• [DATA ROWS]:
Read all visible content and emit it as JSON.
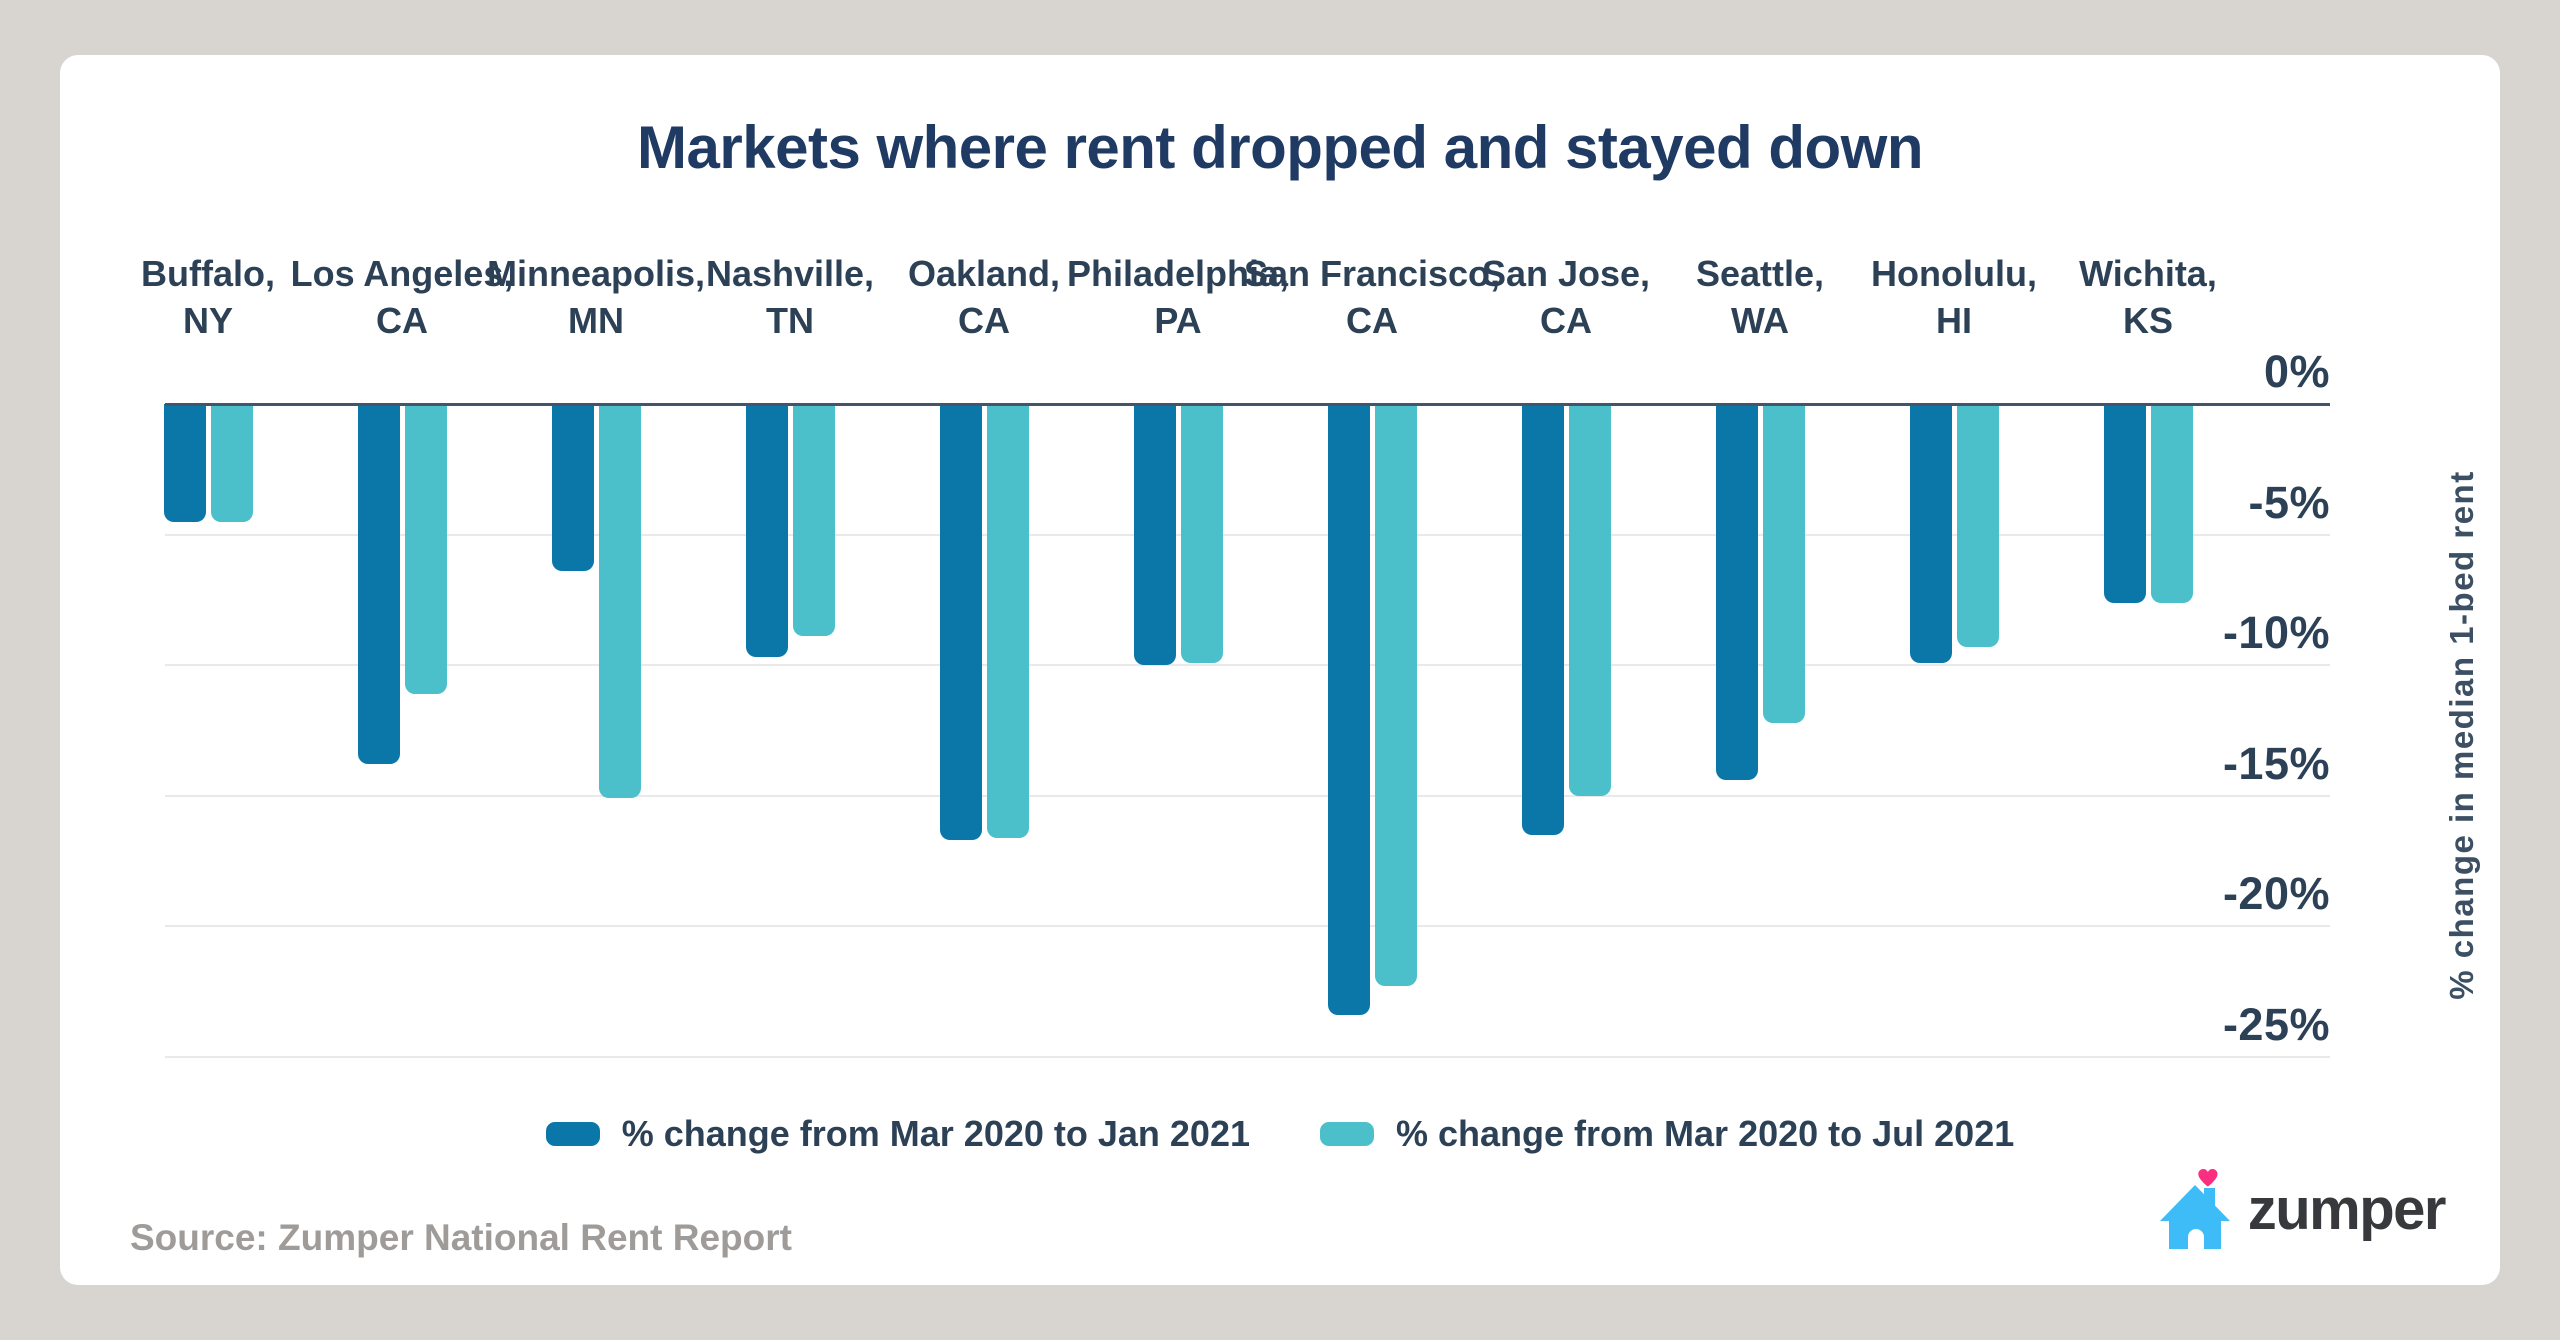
{
  "title": "Markets where rent dropped and stayed down",
  "source": "Source: Zumper National Rent Report",
  "brand": {
    "name": "zumper",
    "house_color": "#3ebcf8",
    "heart_color": "#fa2f7f",
    "text_color": "#37393c"
  },
  "colors": {
    "page_bg": "#d8d4d0",
    "card_bg": "#ffffff",
    "title": "#1f3a63",
    "labels": "#2d4156",
    "series1": "#0b77a9",
    "series2": "#4bbfca",
    "gridline": "#e9e9e9",
    "zero_line": "#44546a",
    "source_text": "#9e9b98"
  },
  "legend": [
    {
      "label": "% change from Mar 2020 to Jan 2021",
      "color": "#0b77a9"
    },
    {
      "label": "% change from Mar 2020 to Jul 2021",
      "color": "#4bbfca"
    }
  ],
  "chart_data": {
    "type": "bar",
    "categories": [
      "Buffalo, NY",
      "Los Angeles, CA",
      "Minneapolis, MN",
      "Nashville, TN",
      "Oakland, CA",
      "Philadelphia, PA",
      "San Francisco, CA",
      "San Jose, CA",
      "Seattle, WA",
      "Honolulu, HI",
      "Wichita, KS"
    ],
    "category_lines": [
      [
        "Buffalo,",
        "NY"
      ],
      [
        "Los Angeles,",
        "CA"
      ],
      [
        "Minneapolis,",
        "MN"
      ],
      [
        "Nashville,",
        "TN"
      ],
      [
        "Oakland,",
        "CA"
      ],
      [
        "Philadelphia,",
        "PA"
      ],
      [
        "San Francisco,",
        "CA"
      ],
      [
        "San Jose,",
        "CA"
      ],
      [
        "Seattle,",
        "WA"
      ],
      [
        "Honolulu,",
        "HI"
      ],
      [
        "Wichita,",
        "KS"
      ]
    ],
    "series": [
      {
        "name": "% change from Mar 2020 to Jan 2021",
        "color": "#0b77a9",
        "values": [
          -4.5,
          -13.8,
          -6.4,
          -9.7,
          -16.7,
          -10.0,
          -23.4,
          -16.5,
          -14.4,
          -9.9,
          -7.6
        ]
      },
      {
        "name": "% change from Mar 2020 to Jul 2021",
        "color": "#4bbfca",
        "values": [
          -4.5,
          -11.1,
          -15.1,
          -8.9,
          -16.6,
          -9.9,
          -22.3,
          -15.0,
          -12.2,
          -9.3,
          -7.6
        ]
      }
    ],
    "title": "Markets where rent dropped and stayed down",
    "xlabel": "",
    "ylabel": "% change in median 1-bed rent",
    "ylim": [
      -25,
      0
    ],
    "yticks": [
      {
        "value": 0,
        "label": "0%"
      },
      {
        "value": -5,
        "label": "-5%"
      },
      {
        "value": -10,
        "label": "-10%"
      },
      {
        "value": -15,
        "label": "-15%"
      },
      {
        "value": -20,
        "label": "-20%"
      },
      {
        "value": -25,
        "label": "-25%"
      }
    ],
    "grid": "horizontal",
    "legend_position": "bottom"
  }
}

• [WHAT IS NEEDED]: Give back the whole listing as it stands, minus its pictures.

• [SOLUTION FOR THIS TASK]:
Read all visible content and emit it as JSON.
{
  "title": "Markets where rent dropped and stayed down",
  "source": "Source: Zumper National Rent Report",
  "brand": {
    "name": "zumper",
    "house_color": "#3ebcf8",
    "heart_color": "#fa2f7f",
    "text_color": "#37393c"
  },
  "colors": {
    "page_bg": "#d8d4d0",
    "card_bg": "#ffffff",
    "title": "#1f3a63",
    "labels": "#2d4156",
    "series1": "#0b77a9",
    "series2": "#4bbfca",
    "gridline": "#e9e9e9",
    "zero_line": "#44546a",
    "source_text": "#9e9b98"
  },
  "legend": [
    {
      "label": "% change from Mar 2020 to Jan 2021",
      "color": "#0b77a9"
    },
    {
      "label": "% change from Mar 2020 to Jul 2021",
      "color": "#4bbfca"
    }
  ],
  "chart_data": {
    "type": "bar",
    "categories": [
      "Buffalo, NY",
      "Los Angeles, CA",
      "Minneapolis, MN",
      "Nashville, TN",
      "Oakland, CA",
      "Philadelphia, PA",
      "San Francisco, CA",
      "San Jose, CA",
      "Seattle, WA",
      "Honolulu, HI",
      "Wichita, KS"
    ],
    "category_lines": [
      [
        "Buffalo,",
        "NY"
      ],
      [
        "Los Angeles,",
        "CA"
      ],
      [
        "Minneapolis,",
        "MN"
      ],
      [
        "Nashville,",
        "TN"
      ],
      [
        "Oakland,",
        "CA"
      ],
      [
        "Philadelphia,",
        "PA"
      ],
      [
        "San Francisco,",
        "CA"
      ],
      [
        "San Jose,",
        "CA"
      ],
      [
        "Seattle,",
        "WA"
      ],
      [
        "Honolulu,",
        "HI"
      ],
      [
        "Wichita,",
        "KS"
      ]
    ],
    "series": [
      {
        "name": "% change from Mar 2020 to Jan 2021",
        "color": "#0b77a9",
        "values": [
          -4.5,
          -13.8,
          -6.4,
          -9.7,
          -16.7,
          -10.0,
          -23.4,
          -16.5,
          -14.4,
          -9.9,
          -7.6
        ]
      },
      {
        "name": "% change from Mar 2020 to Jul 2021",
        "color": "#4bbfca",
        "values": [
          -4.5,
          -11.1,
          -15.1,
          -8.9,
          -16.6,
          -9.9,
          -22.3,
          -15.0,
          -12.2,
          -9.3,
          -7.6
        ]
      }
    ],
    "title": "Markets where rent dropped and stayed down",
    "xlabel": "",
    "ylabel": "% change in median 1-bed rent",
    "ylim": [
      -25,
      0
    ],
    "yticks": [
      {
        "value": 0,
        "label": "0%"
      },
      {
        "value": -5,
        "label": "-5%"
      },
      {
        "value": -10,
        "label": "-10%"
      },
      {
        "value": -15,
        "label": "-15%"
      },
      {
        "value": -20,
        "label": "-20%"
      },
      {
        "value": -25,
        "label": "-25%"
      }
    ],
    "grid": "horizontal",
    "legend_position": "bottom"
  }
}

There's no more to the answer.